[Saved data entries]
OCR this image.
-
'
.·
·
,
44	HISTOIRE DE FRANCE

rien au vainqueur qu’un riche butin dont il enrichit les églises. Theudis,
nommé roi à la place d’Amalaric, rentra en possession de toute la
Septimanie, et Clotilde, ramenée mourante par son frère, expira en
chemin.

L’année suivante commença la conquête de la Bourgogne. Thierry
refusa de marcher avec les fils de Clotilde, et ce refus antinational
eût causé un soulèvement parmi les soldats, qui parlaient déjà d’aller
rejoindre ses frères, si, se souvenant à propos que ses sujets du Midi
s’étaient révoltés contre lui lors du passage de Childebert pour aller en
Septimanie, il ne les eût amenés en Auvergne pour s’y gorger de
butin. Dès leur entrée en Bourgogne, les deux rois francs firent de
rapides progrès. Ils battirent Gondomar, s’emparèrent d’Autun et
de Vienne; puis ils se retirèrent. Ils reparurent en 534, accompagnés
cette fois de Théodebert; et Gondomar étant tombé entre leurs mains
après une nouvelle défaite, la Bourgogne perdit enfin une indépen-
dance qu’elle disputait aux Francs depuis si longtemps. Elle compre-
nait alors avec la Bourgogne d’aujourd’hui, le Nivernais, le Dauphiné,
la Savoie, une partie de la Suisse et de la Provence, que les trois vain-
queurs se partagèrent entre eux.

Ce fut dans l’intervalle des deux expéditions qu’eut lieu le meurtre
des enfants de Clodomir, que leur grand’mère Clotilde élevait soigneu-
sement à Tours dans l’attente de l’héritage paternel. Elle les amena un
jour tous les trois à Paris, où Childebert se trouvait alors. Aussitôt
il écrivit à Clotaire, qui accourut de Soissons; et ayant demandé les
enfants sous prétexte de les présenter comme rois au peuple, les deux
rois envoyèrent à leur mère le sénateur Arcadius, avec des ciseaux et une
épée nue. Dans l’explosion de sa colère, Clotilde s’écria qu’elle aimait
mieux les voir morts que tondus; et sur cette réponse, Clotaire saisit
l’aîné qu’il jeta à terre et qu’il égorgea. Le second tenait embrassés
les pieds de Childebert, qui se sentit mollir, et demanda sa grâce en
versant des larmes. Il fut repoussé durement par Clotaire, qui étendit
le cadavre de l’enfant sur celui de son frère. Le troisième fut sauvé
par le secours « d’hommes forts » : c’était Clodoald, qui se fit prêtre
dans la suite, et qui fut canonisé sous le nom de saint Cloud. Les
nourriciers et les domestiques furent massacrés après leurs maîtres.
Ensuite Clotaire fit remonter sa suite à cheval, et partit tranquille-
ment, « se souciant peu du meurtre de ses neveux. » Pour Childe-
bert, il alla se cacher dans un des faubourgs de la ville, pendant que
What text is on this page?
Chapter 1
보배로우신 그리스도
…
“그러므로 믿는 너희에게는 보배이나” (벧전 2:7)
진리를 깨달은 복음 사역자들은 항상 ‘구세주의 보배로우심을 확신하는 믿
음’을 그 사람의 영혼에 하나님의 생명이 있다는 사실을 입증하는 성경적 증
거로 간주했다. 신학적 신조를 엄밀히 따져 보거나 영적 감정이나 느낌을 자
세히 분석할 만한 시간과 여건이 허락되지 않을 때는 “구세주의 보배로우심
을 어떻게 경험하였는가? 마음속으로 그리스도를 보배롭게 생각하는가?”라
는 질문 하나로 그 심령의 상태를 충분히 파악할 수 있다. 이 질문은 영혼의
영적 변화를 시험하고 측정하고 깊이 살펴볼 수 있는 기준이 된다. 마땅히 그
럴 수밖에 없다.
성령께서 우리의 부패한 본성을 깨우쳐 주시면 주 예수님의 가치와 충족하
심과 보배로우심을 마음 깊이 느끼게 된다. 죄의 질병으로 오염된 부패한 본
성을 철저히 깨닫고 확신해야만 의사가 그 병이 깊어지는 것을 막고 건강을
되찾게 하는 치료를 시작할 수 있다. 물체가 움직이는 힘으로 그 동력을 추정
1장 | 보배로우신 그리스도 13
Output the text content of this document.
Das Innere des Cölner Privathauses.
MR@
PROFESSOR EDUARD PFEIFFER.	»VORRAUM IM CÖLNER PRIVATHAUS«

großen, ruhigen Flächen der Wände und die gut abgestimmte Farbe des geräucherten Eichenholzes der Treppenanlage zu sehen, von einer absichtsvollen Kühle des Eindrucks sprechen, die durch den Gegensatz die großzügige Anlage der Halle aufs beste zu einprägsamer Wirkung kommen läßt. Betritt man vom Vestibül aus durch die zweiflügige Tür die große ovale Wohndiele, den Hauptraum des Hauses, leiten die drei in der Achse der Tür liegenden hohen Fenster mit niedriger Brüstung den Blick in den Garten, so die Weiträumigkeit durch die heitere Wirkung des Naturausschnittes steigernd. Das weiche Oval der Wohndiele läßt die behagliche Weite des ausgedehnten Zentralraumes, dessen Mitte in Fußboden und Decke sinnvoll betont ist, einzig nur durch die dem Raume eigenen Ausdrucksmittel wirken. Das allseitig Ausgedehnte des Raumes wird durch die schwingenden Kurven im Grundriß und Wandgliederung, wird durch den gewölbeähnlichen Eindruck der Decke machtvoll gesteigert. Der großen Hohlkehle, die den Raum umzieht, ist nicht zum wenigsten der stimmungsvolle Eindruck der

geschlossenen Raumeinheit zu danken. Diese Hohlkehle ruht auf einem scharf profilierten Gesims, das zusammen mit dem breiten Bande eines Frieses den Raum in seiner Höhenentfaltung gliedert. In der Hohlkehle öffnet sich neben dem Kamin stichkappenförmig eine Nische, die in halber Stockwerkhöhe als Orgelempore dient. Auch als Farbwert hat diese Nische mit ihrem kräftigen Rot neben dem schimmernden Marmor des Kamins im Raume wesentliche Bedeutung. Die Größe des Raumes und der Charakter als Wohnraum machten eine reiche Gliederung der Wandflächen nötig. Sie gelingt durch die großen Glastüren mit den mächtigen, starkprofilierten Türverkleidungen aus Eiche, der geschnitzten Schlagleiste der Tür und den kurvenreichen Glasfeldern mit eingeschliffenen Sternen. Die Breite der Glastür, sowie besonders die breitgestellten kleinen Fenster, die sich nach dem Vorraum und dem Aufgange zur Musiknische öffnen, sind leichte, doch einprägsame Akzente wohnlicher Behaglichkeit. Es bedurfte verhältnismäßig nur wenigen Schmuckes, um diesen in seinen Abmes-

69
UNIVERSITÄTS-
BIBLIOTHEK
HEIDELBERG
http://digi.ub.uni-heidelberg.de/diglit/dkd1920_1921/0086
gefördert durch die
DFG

* **WORK REQUIRED**
Output the entries exactly.

* **RESULT OF THIS TASK**
OCR this image.
-
'
.·
·
,
44	HISTOIRE DE FRANCE

rien au vainqueur qu’un riche butin dont il enrichit les églises. Theudis,
nommé roi à la place d’Amalaric, rentra en possession de toute la
Septimanie, et Clotilde, ramenée mourante par son frère, expira en
chemin.

L’année suivante commença la conquête de la Bourgogne. Thierry
refusa de marcher avec les fils de Clotilde, et ce refus antinational
eût causé un soulèvement parmi les soldats, qui parlaient déjà d’aller
rejoindre ses frères, si, se souvenant à propos que ses sujets du Midi
s’étaient révoltés contre lui lors du passage de Childebert pour aller en
Septimanie, il ne les eût amenés en Auvergne pour s’y gorger de
butin. Dès leur entrée en Bourgogne, les deux rois francs firent de
rapides progrès. Ils battirent Gondomar, s’emparèrent d’Autun et
de Vienne; puis ils se retirèrent. Ils reparurent en 534, accompagnés
cette fois de Théodebert; et Gondomar étant tombé entre leurs mains
après une nouvelle défaite, la Bourgogne perdit enfin une indépen-
dance qu’elle disputait aux Francs depuis si longtemps. Elle compre-
nait alors avec la Bourgogne d’aujourd’hui, le Nivernais, le Dauphiné,
la Savoie, une partie de la Suisse et de la Provence, que les trois vain-
queurs se partagèrent entre eux.

Ce fut dans l’intervalle des deux expéditions qu’eut lieu le meurtre
des enfants de Clodomir, que leur grand’mère Clotilde élevait soigneu-
sement à Tours dans l’attente de l’héritage paternel. Elle les amena un
jour tous les trois à Paris, où Childebert se trouvait alors. Aussitôt
il écrivit à Clotaire, qui accourut de Soissons; et ayant demandé les
enfants sous prétexte de les présenter comme rois au peuple, les deux
rois envoyèrent à leur mère le sénateur Arcadius, avec des ciseaux et une
épée nue. Dans l’explosion de sa colère, Clotilde s’écria qu’elle aimait
mieux les voir morts que tondus; et sur cette réponse, Clotaire saisit
l’aîné qu’il jeta à terre et qu’il égorgea. Le second tenait embrassés
les pieds de Childebert, qui se sentit mollir, et demanda sa grâce en
versant des larmes. Il fut repoussé durement par Clotaire, qui étendit
le cadavre de l’enfant sur celui de son frère. Le troisième fut sauvé
par le secours « d’hommes forts » : c’était Clodoald, qui se fit prêtre
dans la suite, et qui fut canonisé sous le nom de saint Cloud. Les
nourriciers et les domestiques furent massacrés après leurs maîtres.
Ensuite Clotaire fit remonter sa suite à cheval, et partit tranquille-
ment, « se souciant peu du meurtre de ses neveux. » Pour Childe-
bert, il alla se cacher dans un des faubourgs de la ville, pendant que
What text is on this page?
Chapter 1
보배로우신 그리스도
…
“그러므로 믿는 너희에게는 보배이나” (벧전 2:7)
진리를 깨달은 복음 사역자들은 항상 ‘구세주의 보배로우심을 확신하는 믿
음’을 그 사람의 영혼에 하나님의 생명이 있다는 사실을 입증하는 성경적 증
거로 간주했다. 신학적 신조를 엄밀히 따져 보거나 영적 감정이나 느낌을 자
세히 분석할 만한 시간과 여건이 허락되지 않을 때는 “구세주의 보배로우심
을 어떻게 경험하였는가? 마음속으로 그리스도를 보배롭게 생각하는가?”라
는 질문 하나로 그 심령의 상태를 충분히 파악할 수 있다. 이 질문은 영혼의
영적 변화를 시험하고 측정하고 깊이 살펴볼 수 있는 기준이 된다. 마땅히 그
럴 수밖에 없다.
성령께서 우리의 부패한 본성을 깨우쳐 주시면 주 예수님의 가치와 충족하
심과 보배로우심을 마음 깊이 느끼게 된다. 죄의 질병으로 오염된 부패한 본
성을 철저히 깨닫고 확신해야만 의사가 그 병이 깊어지는 것을 막고 건강을
되찾게 하는 치료를 시작할 수 있다. 물체가 움직이는 힘으로 그 동력을 추정
1장 | 보배로우신 그리스도 13
Output the text content of this document.
Das Innere des Cölner Privathauses.
MR@
PROFESSOR EDUARD PFEIFFER.	»VORRAUM IM CÖLNER PRIVATHAUS«

großen, ruhigen Flächen der Wände und die gut abgestimmte Farbe des geräucherten Eichenholzes der Treppenanlage zu sehen, von einer absichtsvollen Kühle des Eindrucks sprechen, die durch den Gegensatz die großzügige Anlage der Halle aufs beste zu einprägsamer Wirkung kommen läßt. Betritt man vom Vestibül aus durch die zweiflügige Tür die große ovale Wohndiele, den Hauptraum des Hauses, leiten die drei in der Achse der Tür liegenden hohen Fenster mit niedriger Brüstung den Blick in den Garten, so die Weiträumigkeit durch die heitere Wirkung des Naturausschnittes steigernd. Das weiche Oval der Wohndiele läßt die behagliche Weite des ausgedehnten Zentralraumes, dessen Mitte in Fußboden und Decke sinnvoll betont ist, einzig nur durch die dem Raume eigenen Ausdrucksmittel wirken. Das allseitig Ausgedehnte des Raumes wird durch die schwingenden Kurven im Grundriß und Wandgliederung, wird durch den gewölbeähnlichen Eindruck der Decke machtvoll gesteigert. Der großen Hohlkehle, die den Raum umzieht, ist nicht zum wenigsten der stimmungsvolle Eindruck der

geschlossenen Raumeinheit zu danken. Diese Hohlkehle ruht auf einem scharf profilierten Gesims, das zusammen mit dem breiten Bande eines Frieses den Raum in seiner Höhenentfaltung gliedert. In der Hohlkehle öffnet sich neben dem Kamin stichkappenförmig eine Nische, die in halber Stockwerkhöhe als Orgelempore dient. Auch als Farbwert hat diese Nische mit ihrem kräftigen Rot neben dem schimmernden Marmor des Kamins im Raume wesentliche Bedeutung. Die Größe des Raumes und der Charakter als Wohnraum machten eine reiche Gliederung der Wandflächen nötig. Sie gelingt durch die großen Glastüren mit den mächtigen, starkprofilierten Türverkleidungen aus Eiche, der geschnitzten Schlagleiste der Tür und den kurvenreichen Glasfeldern mit eingeschliffenen Sternen. Die Breite der Glastür, sowie besonders die breitgestellten kleinen Fenster, die sich nach dem Vorraum und dem Aufgange zur Musiknische öffnen, sind leichte, doch einprägsame Akzente wohnlicher Behaglichkeit. Es bedurfte verhältnismäßig nur wenigen Schmuckes, um diesen in seinen Abmes-

69
UNIVERSITÄTS-
BIBLIOTHEK
HEIDELBERG
http://digi.ub.uni-heidelberg.de/diglit/dkd1920_1921/0086
gefördert durch die
DFG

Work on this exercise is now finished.